Quoted passage:
# HELP! Where do I start?



## Gazza7682 (Jan 14, 2012)

Hello everyone. 

There is soo much info to take in on these Forums, so I thought I would just ask. :confused2:

Me and the wife are thinking of moving to New Zealand, though I am just in the middle of career change to get my Truck licence class C+E as I have recently passed class C. I have heard that there is a driver shortage over there. Which brings me to Question 1 is this true.

Secondly the wife hasn't been to NZ yet and I just wanted to ask what the best way is to find out if she likes it? Would it be a holiday or to go on holiday working visas? Reason for asking is, that on holidays you only see the nice side of things, you dont get to see how everything is in the country. 

To my third question, If we were to go on a holiday working visa, how would you plan it? i.e where would you stay? book hotel or find a rented accomodation for that period of time? Also how much money would you have to take (minimum) as you might not find work straight away. Unless I am wrong and to get employed is really that easy. ( I have never thought about a holiday working visa in the past, hence why I have so many questions, as I dont want to travel all that way and have to live on the streets) also can you book an open flight? Incase you do run out of cash?

I'm sorry I have ranted on but I really hope someone can give me some clarity. I have read websites but some of them tel you what you want to hear. I would rather find out from peoples experiences. :ranger:

Thanks in advance 

Gareth Robinson


----------



## topcat83 (Apr 16, 2009)

Gazza7682 said:


> Hello everyone.
> 
> There is soo much info to take in on these Forums, so I thought I would just ask. :confused2:
> 
> ...


Hi Gareth - welcome to the Forum. Where to start! 

I'm afraid I can't help with the truck driving jobs question - is there anyone else out there with experience? I assume Tauranga and Auckland may be good places for truckies, because of the ports.

With regards finding out more about the country - if you can afford the time, then without a doubt an extended visit on a working holiday will give you more time to find out about the country, and the places you'd like to live. Not everyone's cup of tea - but travelling around as bar and waiting staff would mean you weren't stuck inone place and could sample a few areas.

And if you did this, I'd look for a room in a backpackers, cheap holiday cabin or similar - it keeps you flexible, and you're not tied in to accommodation if you find you need to move on.

You can book an open flight, but it would be more expensive. A good compromise would be a flight that allowed you to change the date for a fee (usually 50 GBP / 100 NZD). But read the ticket smallprint.

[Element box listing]
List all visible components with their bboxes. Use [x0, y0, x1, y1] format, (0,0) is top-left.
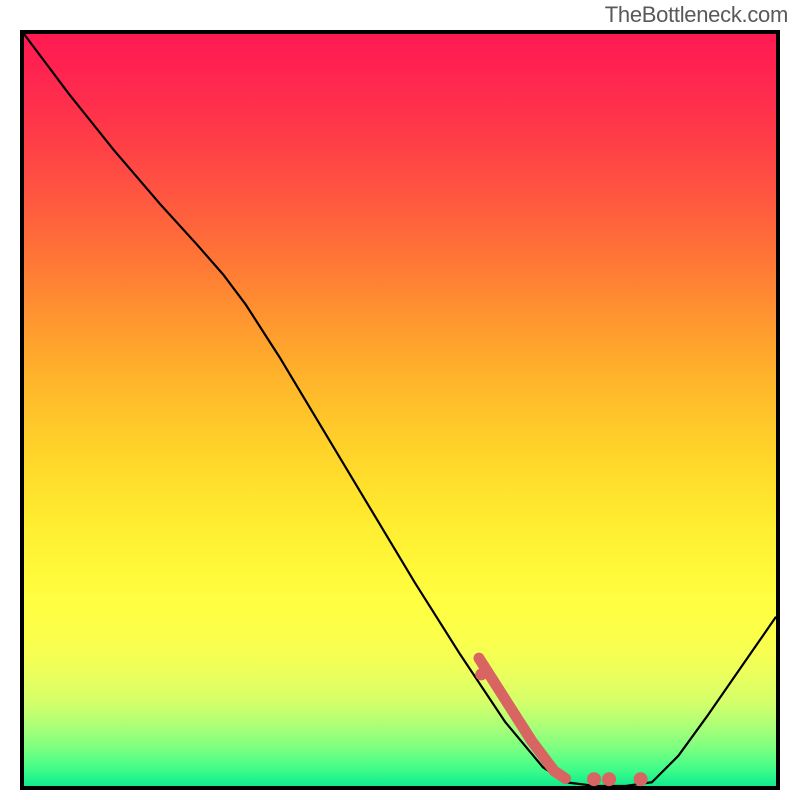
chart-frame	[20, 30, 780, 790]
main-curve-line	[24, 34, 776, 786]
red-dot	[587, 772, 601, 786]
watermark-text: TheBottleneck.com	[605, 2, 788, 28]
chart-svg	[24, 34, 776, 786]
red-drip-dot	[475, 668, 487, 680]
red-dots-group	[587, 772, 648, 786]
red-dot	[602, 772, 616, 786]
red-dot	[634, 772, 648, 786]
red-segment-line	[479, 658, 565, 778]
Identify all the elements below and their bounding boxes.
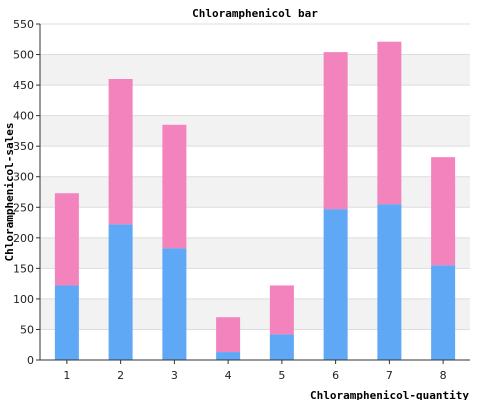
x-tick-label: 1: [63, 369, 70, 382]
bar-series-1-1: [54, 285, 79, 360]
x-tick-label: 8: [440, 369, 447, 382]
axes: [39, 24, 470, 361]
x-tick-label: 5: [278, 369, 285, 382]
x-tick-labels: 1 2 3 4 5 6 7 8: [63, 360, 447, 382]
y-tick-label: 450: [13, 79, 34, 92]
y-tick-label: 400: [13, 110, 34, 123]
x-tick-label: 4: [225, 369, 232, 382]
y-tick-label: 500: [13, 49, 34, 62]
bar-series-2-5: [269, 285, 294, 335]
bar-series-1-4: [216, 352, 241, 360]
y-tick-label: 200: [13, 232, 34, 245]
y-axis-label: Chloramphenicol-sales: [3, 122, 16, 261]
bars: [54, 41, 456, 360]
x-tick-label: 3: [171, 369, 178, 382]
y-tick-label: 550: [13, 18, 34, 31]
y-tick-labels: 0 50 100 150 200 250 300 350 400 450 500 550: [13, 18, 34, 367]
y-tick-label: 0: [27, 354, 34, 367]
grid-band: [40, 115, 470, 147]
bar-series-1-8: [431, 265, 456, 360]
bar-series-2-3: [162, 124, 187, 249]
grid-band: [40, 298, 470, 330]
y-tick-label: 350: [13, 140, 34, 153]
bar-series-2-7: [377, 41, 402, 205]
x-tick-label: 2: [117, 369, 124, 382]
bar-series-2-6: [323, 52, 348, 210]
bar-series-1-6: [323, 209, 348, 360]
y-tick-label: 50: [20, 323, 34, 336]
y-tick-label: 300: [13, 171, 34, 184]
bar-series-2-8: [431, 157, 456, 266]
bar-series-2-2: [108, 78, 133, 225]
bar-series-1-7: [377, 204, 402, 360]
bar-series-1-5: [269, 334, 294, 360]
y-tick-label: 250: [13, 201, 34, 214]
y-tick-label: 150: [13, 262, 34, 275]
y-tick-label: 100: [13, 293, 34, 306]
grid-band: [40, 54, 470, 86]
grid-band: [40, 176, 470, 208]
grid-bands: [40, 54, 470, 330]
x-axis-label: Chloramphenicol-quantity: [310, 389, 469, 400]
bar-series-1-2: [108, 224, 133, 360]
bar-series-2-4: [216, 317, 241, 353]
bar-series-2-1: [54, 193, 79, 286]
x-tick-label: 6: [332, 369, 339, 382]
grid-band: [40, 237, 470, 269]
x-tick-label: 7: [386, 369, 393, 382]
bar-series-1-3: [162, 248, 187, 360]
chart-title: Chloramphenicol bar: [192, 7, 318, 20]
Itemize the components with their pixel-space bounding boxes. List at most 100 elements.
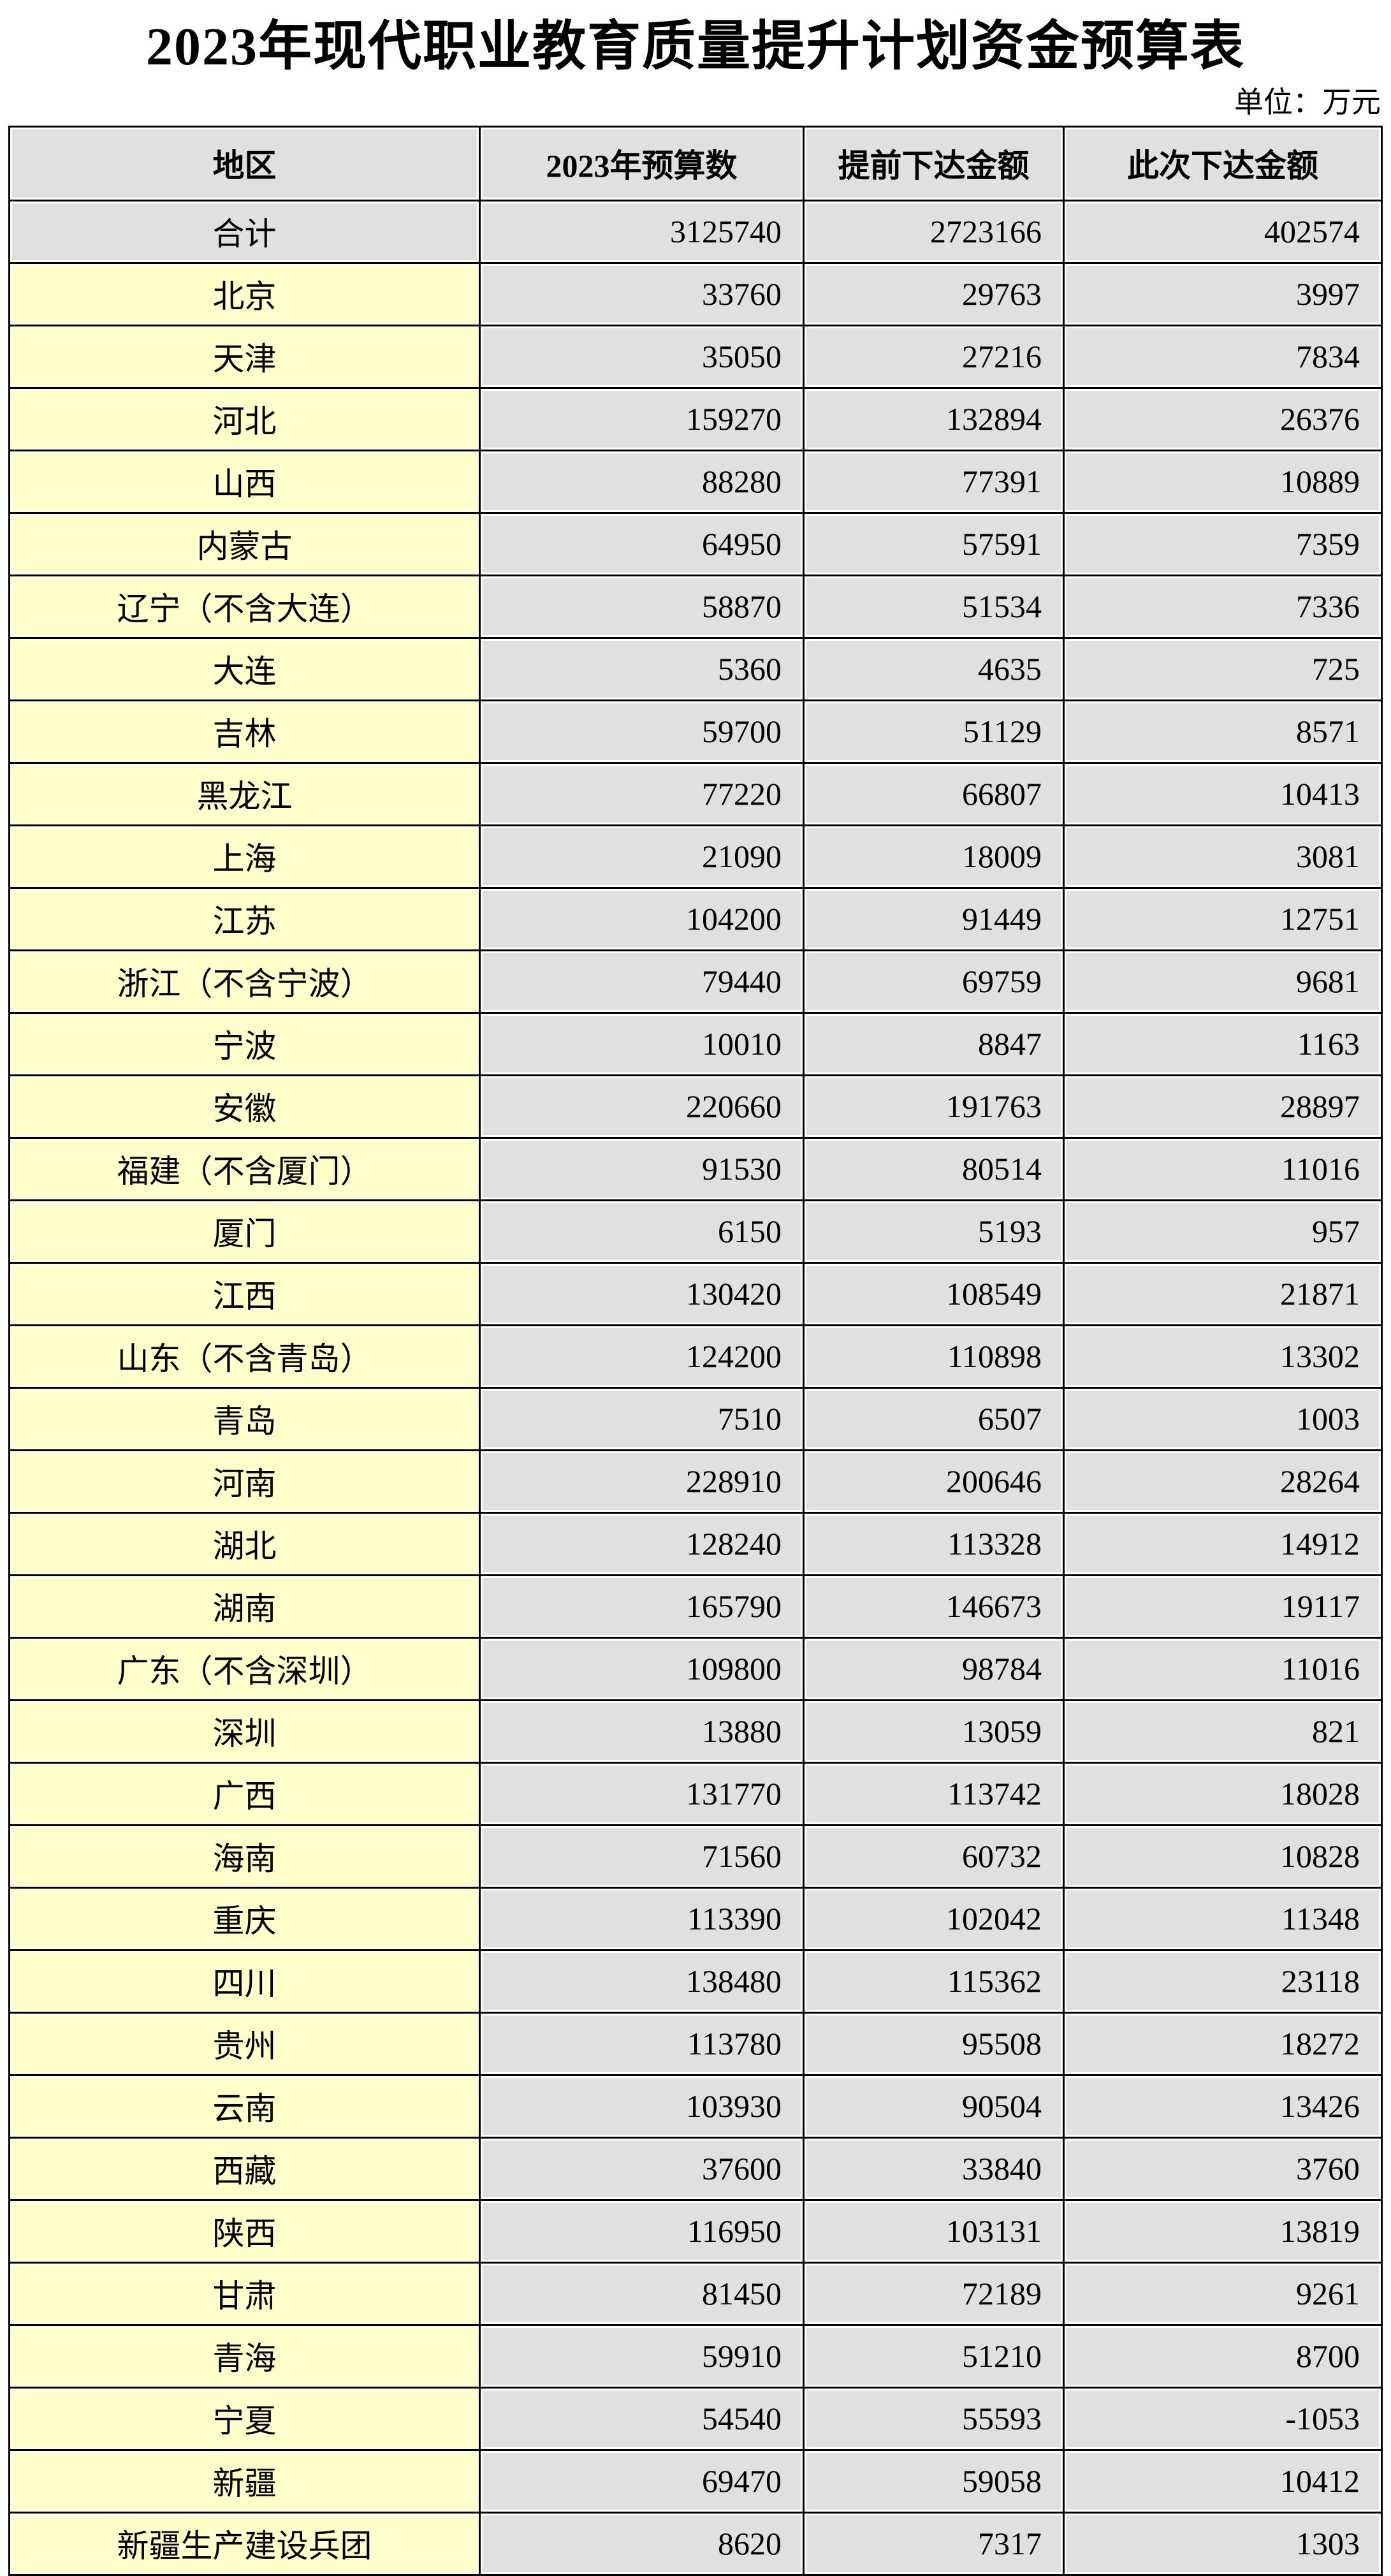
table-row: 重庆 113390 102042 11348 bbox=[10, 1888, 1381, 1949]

Written tasks:
(A) From the forum thread about moving to New Zealand, copy the passage that begins at the words "I'm afraid I" and ends after the words "to move on.".
(B) Carry on writing the forum thread about moving to New Zealand from the point where it stops.

Results in order:
(A)
I'm afraid I can't help with the truck driving jobs question - is there anyone else out there with experience? I assume Tauranga and Auckland may be good places for truckies, because of the ports.

With regards finding out more about the country - if you can afford the time, then without a doubt an extended visit on a working holiday will give you more time to find out about the country, and the places you'd like to live. Not everyone's cup of tea - but travelling around as bar and waiting staff would mean you weren't stuck inone place and could sample a few areas.

And if you did this, I'd look for a room in a backpackers, cheap holiday cabin or similar - it keeps you flexible, and you're not tied in to accommodation if you find you need to move on.

(B)
Obviously come across with as much back-up money as you can afford, and put that airfare update money and a little bit more somewhere it's difficult to get at. Then you know you can always get home. 

Plan where you want to visit - if you're looking at places to live, you're probably looking at towns - and these are probably where the short-term jobs will be too. Unless you head for the tourist spots where there will be bars and restaurants too. When are you thinking of coming over? There are a couple of prime times to get here and nab the holiday jobs - namely November (just before the summer) and May (for the ski areas). 

And of course there are unfortunately no guarantees - but I'm sure you'll have a great time.

Good luck!


----------



## Gazza7682 (Jan 14, 2012)

Hi,

thanks for the reply.

I think we can make time for a holiday working visa, as it is a big step to take 

I do have one question to the money, how much would you have to take? (reason I ask is because you take something like £400 on holidays, but I'm guessing you would have to take a lot more for something like this) so what am I looking at? I mean an estimate from experience. Just so I know what I'm saving toward for this. 

New Zealand is a beautiful country so I am sure we will enjoy the time there.

Thanks


----------



## G-Mo (Aug 17, 2011)

How much you would have to take depends on how long you would be willing to stay without work and what sort of lifestyle you'd accept.


----------



## Gazza7682 (Jan 14, 2012)

Well I'm not looking for a fancy lifestyle, once I find a job and if it pays well then we could let our hair down, butt just standard living. Length of stay would be anything upto 1 year visa permitting.


----------



## G-Mo (Aug 17, 2011)

Gazza7682 said:


> Well I'm not looking for a fancy lifestyle, once I find a job and if it pays well then we could let our hair down, butt just standard living. Length of stay would be anything upto 1 year visa permitting.


Well, I'll base this in Auckland (as it's what I know)... say you stay in a hostel while looking for work, a double/twin room with shared bathroom will cost you about £1000 (+/-)/month, if you stay in a mixed dorm you could bring that down to £600 (+/-)/month, maybe £300 (+/-)/month for food unless you intend to eat Trident noodles for every meal, £100 (+/-) for transportation (outings, interviews). Those are your basics. Add £/month for entertainment as required and multiply per month you'd be willing to hold out if you don't find work.


----------



## Gazza7682 (Jan 14, 2012)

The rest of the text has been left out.